◆ Exercise objective
Every entry must be echoed exactly.

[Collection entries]

__________________________________________________

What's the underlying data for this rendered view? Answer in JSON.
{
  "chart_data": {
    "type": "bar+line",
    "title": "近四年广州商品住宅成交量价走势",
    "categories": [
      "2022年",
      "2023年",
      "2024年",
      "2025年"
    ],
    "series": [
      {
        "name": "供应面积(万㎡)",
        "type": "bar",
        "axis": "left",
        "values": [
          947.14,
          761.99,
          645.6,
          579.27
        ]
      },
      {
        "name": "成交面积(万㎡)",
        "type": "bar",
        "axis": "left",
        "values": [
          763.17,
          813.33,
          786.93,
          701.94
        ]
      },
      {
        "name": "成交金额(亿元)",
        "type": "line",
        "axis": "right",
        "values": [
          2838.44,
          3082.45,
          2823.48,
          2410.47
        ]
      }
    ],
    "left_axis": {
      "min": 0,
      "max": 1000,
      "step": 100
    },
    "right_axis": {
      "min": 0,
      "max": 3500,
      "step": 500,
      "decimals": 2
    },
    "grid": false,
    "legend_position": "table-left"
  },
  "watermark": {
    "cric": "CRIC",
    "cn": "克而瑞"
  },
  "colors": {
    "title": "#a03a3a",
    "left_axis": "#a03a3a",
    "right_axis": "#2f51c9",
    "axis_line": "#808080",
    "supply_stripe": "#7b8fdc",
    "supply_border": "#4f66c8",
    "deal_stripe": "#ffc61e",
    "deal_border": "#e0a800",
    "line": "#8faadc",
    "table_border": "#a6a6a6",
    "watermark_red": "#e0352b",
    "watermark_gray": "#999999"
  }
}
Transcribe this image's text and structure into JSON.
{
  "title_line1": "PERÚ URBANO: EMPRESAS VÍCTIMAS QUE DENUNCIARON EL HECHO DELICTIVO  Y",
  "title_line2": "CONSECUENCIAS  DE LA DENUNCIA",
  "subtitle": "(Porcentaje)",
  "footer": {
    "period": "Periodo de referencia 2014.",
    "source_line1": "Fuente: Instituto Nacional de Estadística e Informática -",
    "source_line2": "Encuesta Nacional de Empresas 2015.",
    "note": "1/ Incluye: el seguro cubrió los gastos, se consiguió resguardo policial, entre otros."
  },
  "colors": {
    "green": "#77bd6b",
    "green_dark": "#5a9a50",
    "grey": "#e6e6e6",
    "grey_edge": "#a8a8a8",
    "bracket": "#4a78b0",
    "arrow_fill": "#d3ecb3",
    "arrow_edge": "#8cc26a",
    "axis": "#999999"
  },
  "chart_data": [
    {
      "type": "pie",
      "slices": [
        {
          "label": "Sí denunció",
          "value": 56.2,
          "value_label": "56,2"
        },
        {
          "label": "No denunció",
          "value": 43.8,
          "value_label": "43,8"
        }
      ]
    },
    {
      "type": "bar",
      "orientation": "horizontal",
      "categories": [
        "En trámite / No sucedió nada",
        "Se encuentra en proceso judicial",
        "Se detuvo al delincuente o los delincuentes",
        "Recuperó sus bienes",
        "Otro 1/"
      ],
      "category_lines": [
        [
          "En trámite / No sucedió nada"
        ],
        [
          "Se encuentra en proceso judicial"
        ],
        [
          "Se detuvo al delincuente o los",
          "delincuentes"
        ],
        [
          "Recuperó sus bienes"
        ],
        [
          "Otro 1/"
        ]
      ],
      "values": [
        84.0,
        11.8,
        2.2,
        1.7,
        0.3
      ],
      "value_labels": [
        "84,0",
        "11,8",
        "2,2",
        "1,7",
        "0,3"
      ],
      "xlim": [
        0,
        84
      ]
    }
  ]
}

__________________________________________________

◆ Response for this exercise
What's the underlying data for this rendered view? Answer in JSON.
{
  "chart_data": {
    "type": "bar+line",
    "title": "近四年广州商品住宅成交量价走势",
    "categories": [
      "2022年",
      "2023年",
      "2024年",
      "2025年"
    ],
    "series": [
      {
        "name": "供应面积(万㎡)",
        "type": "bar",
        "axis": "left",
        "values": [
          947.14,
          761.99,
          645.6,
          579.27
        ]
      },
      {
        "name": "成交面积(万㎡)",
        "type": "bar",
        "axis": "left",
        "values": [
          763.17,
          813.33,
          786.93,
          701.94
        ]
      },
      {
        "name": "成交金额(亿元)",
        "type": "line",
        "axis": "right",
        "values": [
          2838.44,
          3082.45,
          2823.48,
          2410.47
        ]
      }
    ],
    "left_axis": {
      "min": 0,
      "max": 1000,
      "step": 100
    },
    "right_axis": {
      "min": 0,
      "max": 3500,
      "step": 500,
      "decimals": 2
    },
    "grid": false,
    "legend_position": "table-left"
  },
  "watermark": {
    "cric": "CRIC",
    "cn": "克而瑞"
  },
  "colors": {
    "title": "#a03a3a",
    "left_axis": "#a03a3a",
    "right_axis": "#2f51c9",
    "axis_line": "#808080",
    "supply_stripe": "#7b8fdc",
    "supply_border": "#4f66c8",
    "deal_stripe": "#ffc61e",
    "deal_border": "#e0a800",
    "line": "#8faadc",
    "table_border": "#a6a6a6",
    "watermark_red": "#e0352b",
    "watermark_gray": "#999999"
  }
}
Transcribe this image's text and structure into JSON.
{
  "title_line1": "PERÚ URBANO: EMPRESAS VÍCTIMAS QUE DENUNCIARON EL HECHO DELICTIVO  Y",
  "title_line2": "CONSECUENCIAS  DE LA DENUNCIA",
  "subtitle": "(Porcentaje)",
  "footer": {
    "period": "Periodo de referencia 2014.",
    "source_line1": "Fuente: Instituto Nacional de Estadística e Informática -",
    "source_line2": "Encuesta Nacional de Empresas 2015.",
    "note": "1/ Incluye: el seguro cubrió los gastos, se consiguió resguardo policial, entre otros."
  },
  "colors": {
    "green": "#77bd6b",
    "green_dark": "#5a9a50",
    "grey": "#e6e6e6",
    "grey_edge": "#a8a8a8",
    "bracket": "#4a78b0",
    "arrow_fill": "#d3ecb3",
    "arrow_edge": "#8cc26a",
    "axis": "#999999"
  },
  "chart_data": [
    {
      "type": "pie",
      "slices": [
        {
          "label": "Sí denunció",
          "value": 56.2,
          "value_label": "56,2"
        },
        {
          "label": "No denunció",
          "value": 43.8,
          "value_label": "43,8"
        }
      ]
    },
    {
      "type": "bar",
      "orientation": "horizontal",
      "categories": [
        "En trámite / No sucedió nada",
        "Se encuentra en proceso judicial",
        "Se detuvo al delincuente o los delincuentes",
        "Recuperó sus bienes",
        "Otro 1/"
      ],
      "category_lines": [
        [
          "En trámite / No sucedió nada"
        ],
        [
          "Se encuentra en proceso judicial"
        ],
        [
          "Se detuvo al delincuente o los",
          "delincuentes"
        ],
        [
          "Recuperó sus bienes"
        ],
        [
          "Otro 1/"
        ]
      ],
      "values": [
        84.0,
        11.8,
        2.2,
        1.7,
        0.3
      ],
      "value_labels": [
        "84,0",
        "11,8",
        "2,2",
        "1,7",
        "0,3"
      ],
      "xlim": [
        0,
        84
      ]
    }
  ]
}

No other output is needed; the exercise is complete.